### Stated problem
Look through the material below. Copy every line with the string "감사합니다" in it.

### Given information
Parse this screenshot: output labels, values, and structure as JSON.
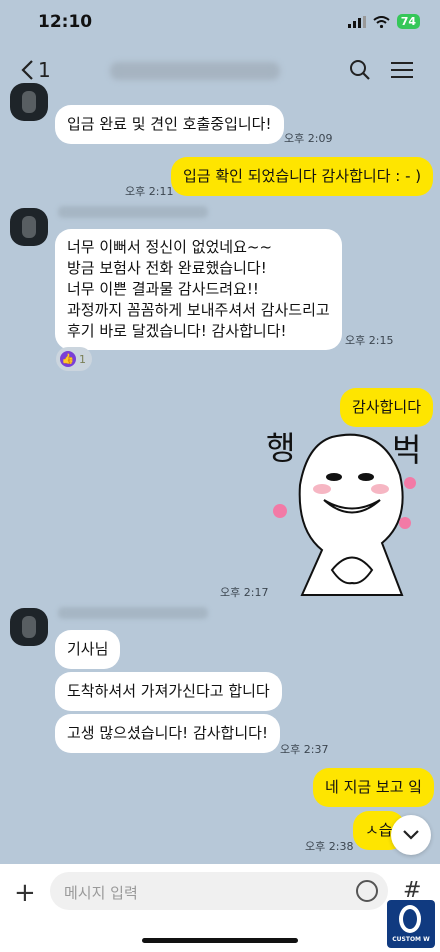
{
  "status": {
    "time": "12:10",
    "battery": "74"
  },
  "header": {
    "back_count": "1"
  },
  "messages": {
    "m1": "입금 완료 및 견인 호출중입니다!",
    "t1": "오후 2:09",
    "m2": "입금 확인 되었습니다 감사합니다 : - )",
    "t2": "오후 2:11",
    "m3": "너무 이뻐서 정신이 없었네요~~\n방금 보험사 전화 완료했습니다!\n너무 이쁜 결과물 감사드려요!!\n과정까지 꼼꼼하게 보내주셔서 감사드리고\n후기 바로 달겠습니다! 감사합니다!",
    "t3": "오후 2:15",
    "reaction_count": "1",
    "m4": "감사합니다",
    "sticker_left": "행",
    "sticker_right": "벅",
    "t4": "오후 2:17",
    "m5": "기사님",
    "m6": "도착하셔서 가져가신다고 합니다",
    "m7": "고생 많으셨습니다! 감사합니다!",
    "t5": "오후 2:37",
    "m8": "네 지금 보고 잌",
    "m9": "ㅅ습",
    "t6": "오후 2:38"
  },
  "input": {
    "placeholder": "메시지 입력"
  },
  "logo": {
    "text": "CUSTOM W"
  }
}
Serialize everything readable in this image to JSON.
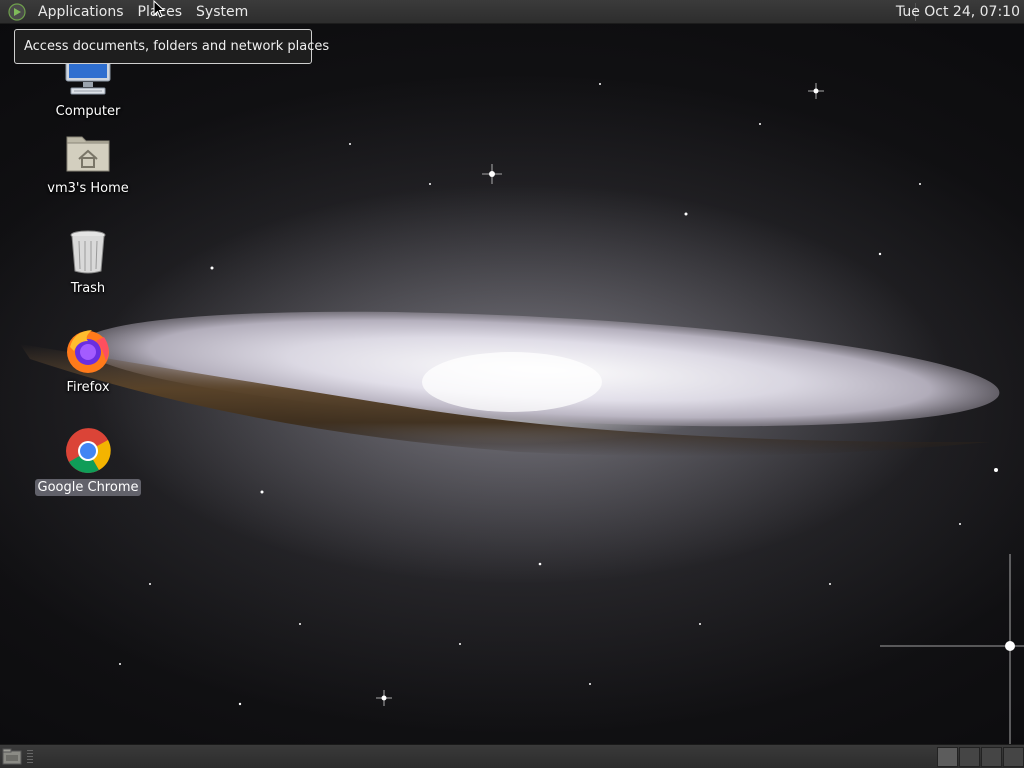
{
  "top_panel": {
    "menus": [
      {
        "label": "Applications"
      },
      {
        "label": "Places"
      },
      {
        "label": "System"
      }
    ],
    "clock": "Tue Oct 24, 07:10"
  },
  "tooltip": {
    "text": "Access documents, folders and network places"
  },
  "desktop": {
    "icons": [
      {
        "label": "Computer",
        "icon": "computer-icon"
      },
      {
        "label": "vm3's Home",
        "icon": "home-folder-icon"
      },
      {
        "label": "Trash",
        "icon": "trash-icon"
      },
      {
        "label": "Firefox",
        "icon": "firefox-icon"
      },
      {
        "label": "Google Chrome",
        "icon": "chrome-icon",
        "selected": true
      }
    ]
  },
  "bottom_panel": {
    "workspaces_active": 1
  },
  "colors": {
    "panel": "#333333",
    "tooltip_bg": "#1e1e1e",
    "selected_label": "#6e6e78"
  }
}
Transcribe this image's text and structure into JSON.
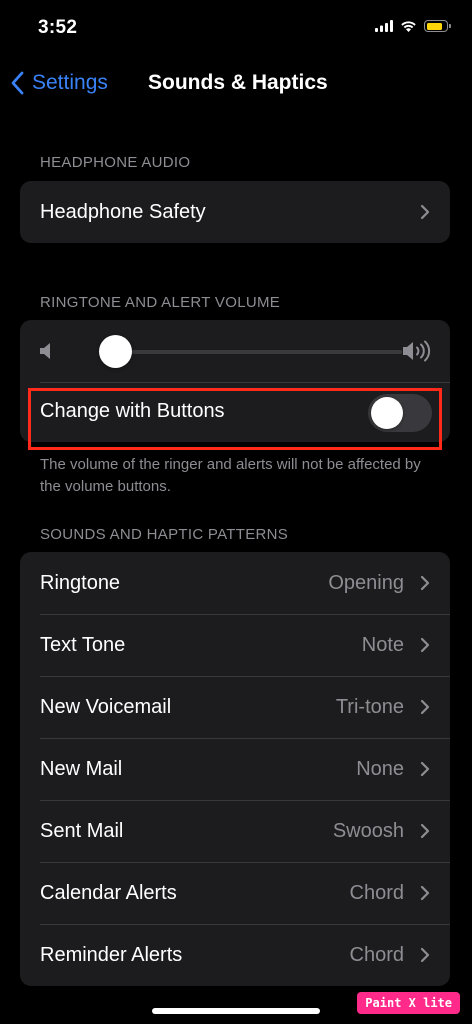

### Output below
    "m2": "입금 확인 되었습니다 감사합니다 : - )",
    "m3": "너무 이뻐서 정신이 없었네요~~\n방금 보험사 전화 완료했습니다!\n너무 이쁜 결과물 감사드려요!!\n과정까지 꼼꼼하게 보내주셔서 감사드리고\n후기 바로 달겠습니다! 감사합니다!",
    "m4": "감사합니다",
    "m7": "고생 많으셨습니다! 감사합니다!",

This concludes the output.